Page text >>
□ □ □ □ □

Postmark is awesome for transactional emails
Update 2/20/14: I’ve switched to SendGrid. I’ve been using them for a few weeks and am completely satisfied!

Update 10/31/13: Postmark has terminated my account because they aren’t comfortable with the Fake Name Generator. I’m disappointed that they would make this decision, and I can no longer recommend their services.

The Fake Name Generator lets people order (for free!) large lists of fake names, addresses, and other information. It can take a few minutes to generate the data files, so users are required to give me their email address so I can send them an email when their order is ready.

This has caused me a few problems:

  1. Order fulfillment emails sometimes go to spam. So people enter more orders, which takes up server processing time, and they still don’t get them because they never check their spam folder. Or they put in a support request, which means I’m having to spend time chasing the issue.
  2. People enter fake email addresses. This one drives me crazy. There isn’t any way to give them their order if they don’t give me a valid email address, yet people will put in a dozen orders using bogus email addresses that ultimately bounce back to my inbox.

To solve this, I’ve done a few things.

First, instead of sending email directly from my server, I’m using Postmark, a service that is specifically designed for transactional emails. Postmark is amazing. With just a few clicks I had a virtual mail server configured with DKIM, SPF, and SenderID. It uses an API instead of clunky SMTP to accept emails. This was easy to integrate using some free code I found online. Because it is only used for transactional emails, deliverability is extremely high.

□ □ □ □ □

Task requirements >>
1) Copy word for word the part of the Postmark post that opens with the words containing "Postmark is awesome" and closes with "am completely satisfied!".
2) Go on with the post about Postmark and transactional emails, starting right after its last sentence.

Supplied data >>
□ □ □ □ □

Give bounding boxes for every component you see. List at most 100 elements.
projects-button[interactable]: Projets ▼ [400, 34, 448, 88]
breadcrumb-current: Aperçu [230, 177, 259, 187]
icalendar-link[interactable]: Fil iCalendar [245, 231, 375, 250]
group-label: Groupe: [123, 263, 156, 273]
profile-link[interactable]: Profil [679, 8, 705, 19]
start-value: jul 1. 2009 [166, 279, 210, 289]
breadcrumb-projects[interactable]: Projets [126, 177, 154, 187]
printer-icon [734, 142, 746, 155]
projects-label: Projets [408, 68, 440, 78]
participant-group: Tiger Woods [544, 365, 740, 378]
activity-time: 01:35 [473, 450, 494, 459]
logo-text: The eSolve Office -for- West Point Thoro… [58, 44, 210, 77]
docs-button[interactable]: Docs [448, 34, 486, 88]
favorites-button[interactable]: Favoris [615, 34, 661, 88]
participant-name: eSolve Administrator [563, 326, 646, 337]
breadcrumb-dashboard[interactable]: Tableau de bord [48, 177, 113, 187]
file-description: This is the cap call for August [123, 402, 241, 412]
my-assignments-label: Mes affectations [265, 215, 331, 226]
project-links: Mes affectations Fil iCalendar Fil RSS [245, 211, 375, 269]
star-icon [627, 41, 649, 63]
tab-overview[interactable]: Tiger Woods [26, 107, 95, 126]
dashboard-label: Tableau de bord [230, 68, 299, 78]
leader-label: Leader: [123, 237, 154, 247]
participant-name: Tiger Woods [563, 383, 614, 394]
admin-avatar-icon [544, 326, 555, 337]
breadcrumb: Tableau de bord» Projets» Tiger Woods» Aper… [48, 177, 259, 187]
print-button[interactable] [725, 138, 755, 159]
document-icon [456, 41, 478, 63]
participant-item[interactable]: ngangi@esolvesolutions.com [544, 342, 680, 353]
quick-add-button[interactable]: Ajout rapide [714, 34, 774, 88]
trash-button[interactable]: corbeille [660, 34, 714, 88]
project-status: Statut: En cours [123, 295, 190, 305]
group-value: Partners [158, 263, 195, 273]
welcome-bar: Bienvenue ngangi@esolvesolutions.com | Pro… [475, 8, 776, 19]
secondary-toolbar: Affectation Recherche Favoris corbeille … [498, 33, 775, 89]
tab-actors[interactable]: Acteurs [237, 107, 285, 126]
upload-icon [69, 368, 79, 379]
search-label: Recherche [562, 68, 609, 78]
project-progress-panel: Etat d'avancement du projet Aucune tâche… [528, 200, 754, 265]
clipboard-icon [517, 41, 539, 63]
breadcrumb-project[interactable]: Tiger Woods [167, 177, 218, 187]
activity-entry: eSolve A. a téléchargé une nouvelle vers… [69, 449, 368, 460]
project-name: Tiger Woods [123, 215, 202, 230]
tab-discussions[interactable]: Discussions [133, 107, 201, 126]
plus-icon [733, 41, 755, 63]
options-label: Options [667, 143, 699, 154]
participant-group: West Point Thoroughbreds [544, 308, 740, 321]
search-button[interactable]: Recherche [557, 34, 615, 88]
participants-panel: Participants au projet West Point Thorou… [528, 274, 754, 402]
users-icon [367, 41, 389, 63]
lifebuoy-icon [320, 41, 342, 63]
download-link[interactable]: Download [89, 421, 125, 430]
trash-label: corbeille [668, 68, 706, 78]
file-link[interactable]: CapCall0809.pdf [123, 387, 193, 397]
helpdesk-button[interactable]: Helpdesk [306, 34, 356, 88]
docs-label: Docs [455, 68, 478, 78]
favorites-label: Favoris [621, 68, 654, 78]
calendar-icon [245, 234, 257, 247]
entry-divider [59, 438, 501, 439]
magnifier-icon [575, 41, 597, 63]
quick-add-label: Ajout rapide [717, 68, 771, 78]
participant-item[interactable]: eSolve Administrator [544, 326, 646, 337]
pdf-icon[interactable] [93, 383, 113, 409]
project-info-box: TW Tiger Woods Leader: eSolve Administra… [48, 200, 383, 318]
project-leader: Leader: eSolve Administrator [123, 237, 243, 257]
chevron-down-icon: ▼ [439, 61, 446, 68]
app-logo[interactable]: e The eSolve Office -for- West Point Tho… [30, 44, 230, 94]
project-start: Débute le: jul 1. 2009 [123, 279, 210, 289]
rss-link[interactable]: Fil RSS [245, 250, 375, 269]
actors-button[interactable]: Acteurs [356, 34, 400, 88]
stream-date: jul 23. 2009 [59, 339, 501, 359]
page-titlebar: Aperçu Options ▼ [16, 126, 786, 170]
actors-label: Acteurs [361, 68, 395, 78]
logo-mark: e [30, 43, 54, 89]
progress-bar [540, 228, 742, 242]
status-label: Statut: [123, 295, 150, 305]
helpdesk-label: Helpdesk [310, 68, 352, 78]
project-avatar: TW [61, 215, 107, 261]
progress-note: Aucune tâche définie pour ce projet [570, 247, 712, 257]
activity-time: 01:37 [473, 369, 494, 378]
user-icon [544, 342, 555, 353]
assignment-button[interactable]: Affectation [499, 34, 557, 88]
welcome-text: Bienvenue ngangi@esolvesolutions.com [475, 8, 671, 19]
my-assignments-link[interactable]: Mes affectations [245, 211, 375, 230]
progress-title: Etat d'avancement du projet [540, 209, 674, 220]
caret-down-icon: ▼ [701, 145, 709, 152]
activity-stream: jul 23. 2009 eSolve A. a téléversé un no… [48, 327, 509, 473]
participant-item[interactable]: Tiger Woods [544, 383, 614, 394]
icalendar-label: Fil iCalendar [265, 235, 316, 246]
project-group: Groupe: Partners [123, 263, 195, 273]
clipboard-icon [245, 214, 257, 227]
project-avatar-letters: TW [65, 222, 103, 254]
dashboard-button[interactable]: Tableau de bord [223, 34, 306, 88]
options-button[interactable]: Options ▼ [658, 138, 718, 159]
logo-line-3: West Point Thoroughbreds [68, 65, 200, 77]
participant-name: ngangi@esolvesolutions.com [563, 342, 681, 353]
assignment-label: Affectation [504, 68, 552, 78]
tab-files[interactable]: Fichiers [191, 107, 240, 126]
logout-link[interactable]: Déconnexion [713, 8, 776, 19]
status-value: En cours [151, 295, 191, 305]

□ □ □ □ □

Responses by item number >>
1)
Postmark is awesome for transactional emails
Update 2/20/14: I’ve switched to SendGrid. I’ve been using them for a few weeks and am completely satisfied!

2)
It also comes with a few additional perks. It lets me see every email I send out, so if I do get a support request, I don’t have to ask anyone to forward me emails or links or wonder if the email was actually delivered.

Postmark helped me solve the bounce problem, too. It lets you use a hook URL to handle bounces. I set up a simple script that grabs the email address for any bounced email and blocks that email from ever ordering from my site again.

There are a lot of alternatives to Postmark out there and some are considerably cheaper, such as Amazon SES and SendGrid. I did a fair amount of research before picking a vendor. To be honest, Postmark just seems better. They are more reliable, they have more features that I’ll actually use, their pricing is pay-as-you-go (no monthly minimums), and their API is lightweight and easy to use.